→ **What to produce**
From the entries below, pull out each line where "tarkibida" appears.

→ **Records for this exercise**
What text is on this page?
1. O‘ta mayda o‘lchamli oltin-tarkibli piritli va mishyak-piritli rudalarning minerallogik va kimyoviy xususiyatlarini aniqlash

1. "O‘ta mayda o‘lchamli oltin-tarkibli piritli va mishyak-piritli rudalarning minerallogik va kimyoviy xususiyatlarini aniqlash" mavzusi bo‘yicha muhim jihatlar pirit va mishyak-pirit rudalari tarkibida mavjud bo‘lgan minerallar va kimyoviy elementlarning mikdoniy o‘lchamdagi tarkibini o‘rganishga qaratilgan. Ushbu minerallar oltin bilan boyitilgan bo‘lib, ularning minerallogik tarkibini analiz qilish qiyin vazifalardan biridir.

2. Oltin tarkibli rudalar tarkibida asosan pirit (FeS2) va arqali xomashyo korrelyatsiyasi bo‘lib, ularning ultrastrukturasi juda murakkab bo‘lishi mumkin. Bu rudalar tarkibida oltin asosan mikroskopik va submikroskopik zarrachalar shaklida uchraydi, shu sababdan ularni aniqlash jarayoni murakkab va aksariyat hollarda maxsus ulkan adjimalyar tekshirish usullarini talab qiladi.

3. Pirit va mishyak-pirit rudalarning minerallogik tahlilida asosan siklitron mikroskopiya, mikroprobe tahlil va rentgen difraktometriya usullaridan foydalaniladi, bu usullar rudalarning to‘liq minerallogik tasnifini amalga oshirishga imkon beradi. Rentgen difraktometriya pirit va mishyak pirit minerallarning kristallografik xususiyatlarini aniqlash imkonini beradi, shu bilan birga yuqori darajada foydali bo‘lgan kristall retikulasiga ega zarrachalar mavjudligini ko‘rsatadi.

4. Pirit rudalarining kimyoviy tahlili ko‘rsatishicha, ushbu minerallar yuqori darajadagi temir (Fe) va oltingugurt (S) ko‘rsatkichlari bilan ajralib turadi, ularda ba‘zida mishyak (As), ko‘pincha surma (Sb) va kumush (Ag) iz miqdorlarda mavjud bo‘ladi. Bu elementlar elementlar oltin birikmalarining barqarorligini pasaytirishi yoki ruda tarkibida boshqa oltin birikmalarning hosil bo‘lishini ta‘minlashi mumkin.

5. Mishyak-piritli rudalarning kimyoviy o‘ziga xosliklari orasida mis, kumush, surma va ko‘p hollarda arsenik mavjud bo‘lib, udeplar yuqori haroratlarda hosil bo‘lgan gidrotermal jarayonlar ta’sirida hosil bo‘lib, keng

---

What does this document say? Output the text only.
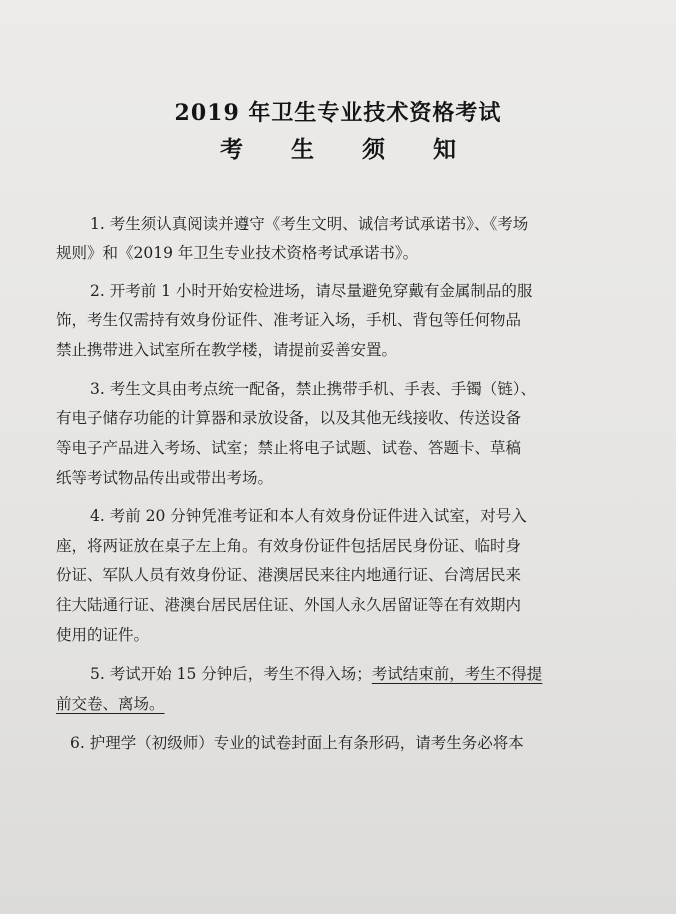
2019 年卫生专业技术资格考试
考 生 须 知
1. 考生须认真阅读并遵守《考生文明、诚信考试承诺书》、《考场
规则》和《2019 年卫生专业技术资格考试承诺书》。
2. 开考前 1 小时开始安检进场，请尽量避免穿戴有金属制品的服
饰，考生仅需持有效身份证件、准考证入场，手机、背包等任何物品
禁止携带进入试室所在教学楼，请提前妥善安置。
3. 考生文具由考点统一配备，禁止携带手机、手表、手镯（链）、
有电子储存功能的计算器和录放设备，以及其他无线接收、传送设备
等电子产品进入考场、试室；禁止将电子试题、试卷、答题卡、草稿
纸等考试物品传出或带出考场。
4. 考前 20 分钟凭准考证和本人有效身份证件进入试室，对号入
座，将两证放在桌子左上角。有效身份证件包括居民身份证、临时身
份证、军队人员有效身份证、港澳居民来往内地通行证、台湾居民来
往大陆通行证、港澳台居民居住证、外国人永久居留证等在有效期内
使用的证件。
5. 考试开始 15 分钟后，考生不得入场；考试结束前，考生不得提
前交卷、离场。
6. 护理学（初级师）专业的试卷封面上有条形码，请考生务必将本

→ **Output for this exercise**
1. "O‘ta mayda o‘lchamli oltin-tarkibli piritli va mishyak-piritli rudalarning minerallogik va kimyoviy xususiyatlarini aniqlash" mavzusi bo‘yicha muhim jihatlar pirit va mishyak-pirit rudalari tarkibida mavjud bo‘lgan minerallar va kimyoviy elementlarning mikdoniy o‘lchamdagi tarkibini o‘rganishga qaratilgan. Ushbu minerallar oltin bilan boyitilgan bo‘lib, ularning minerallogik tarkibini analiz qilish qiyin vazifalardan biridir.
2. Oltin tarkibli rudalar tarkibida asosan pirit (FeS2) va arqali xomashyo korrelyatsiyasi bo‘lib, ularning ultrastrukturasi juda murakkab bo‘lishi mumkin. Bu rudalar tarkibida oltin asosan mikroskopik va submikroskopik zarrachalar shaklida uchraydi, shu sababdan ularni aniqlash jarayoni murakkab va aksariyat hollarda maxsus ulkan adjimalyar tekshirish usullarini talab qiladi.
4. Pirit rudalarining kimyoviy tahlili ko‘rsatishicha, ushbu minerallar yuqori darajadagi temir (Fe) va oltingugurt (S) ko‘rsatkichlari bilan ajralib turadi, ularda ba‘zida mishyak (As), ko‘pincha surma (Sb) va kumush (Ag) iz miqdorlarda mavjud bo‘ladi. Bu elementlar elementlar oltin birikmalarining barqarorligini pasaytirishi yoki ruda tarkibida boshqa oltin birikmalarning hosil bo‘lishini ta‘minlashi mumkin.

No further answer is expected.